(Items listed in a dataset)
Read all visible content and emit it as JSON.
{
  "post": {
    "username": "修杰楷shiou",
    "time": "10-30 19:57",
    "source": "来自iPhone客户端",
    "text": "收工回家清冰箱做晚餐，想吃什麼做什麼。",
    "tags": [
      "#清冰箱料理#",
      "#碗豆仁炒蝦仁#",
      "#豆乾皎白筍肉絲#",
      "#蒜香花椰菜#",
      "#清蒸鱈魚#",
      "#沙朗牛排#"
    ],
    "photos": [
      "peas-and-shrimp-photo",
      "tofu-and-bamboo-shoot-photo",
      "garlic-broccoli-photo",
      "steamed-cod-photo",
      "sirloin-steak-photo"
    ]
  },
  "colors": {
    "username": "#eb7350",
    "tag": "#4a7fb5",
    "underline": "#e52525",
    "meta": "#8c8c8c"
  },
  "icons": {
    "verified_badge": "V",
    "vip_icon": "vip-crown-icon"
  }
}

**What the exercise asks:**
Copy out the whole listing exactly as written.

**Written solution:**
Read all visible content and emit it as JSON.
{
  "post": {
    "username": "修杰楷shiou",
    "time": "10-30 19:57",
    "source": "来自iPhone客户端",
    "text": "收工回家清冰箱做晚餐，想吃什麼做什麼。",
    "tags": [
      "#清冰箱料理#",
      "#碗豆仁炒蝦仁#",
      "#豆乾皎白筍肉絲#",
      "#蒜香花椰菜#",
      "#清蒸鱈魚#",
      "#沙朗牛排#"
    ],
    "photos": [
      "peas-and-shrimp-photo",
      "tofu-and-bamboo-shoot-photo",
      "garlic-broccoli-photo",
      "steamed-cod-photo",
      "sirloin-steak-photo"
    ]
  },
  "colors": {
    "username": "#eb7350",
    "tag": "#4a7fb5",
    "underline": "#e52525",
    "meta": "#8c8c8c"
  },
  "icons": {
    "verified_badge": "V",
    "vip_icon": "vip-crown-icon"
  }
}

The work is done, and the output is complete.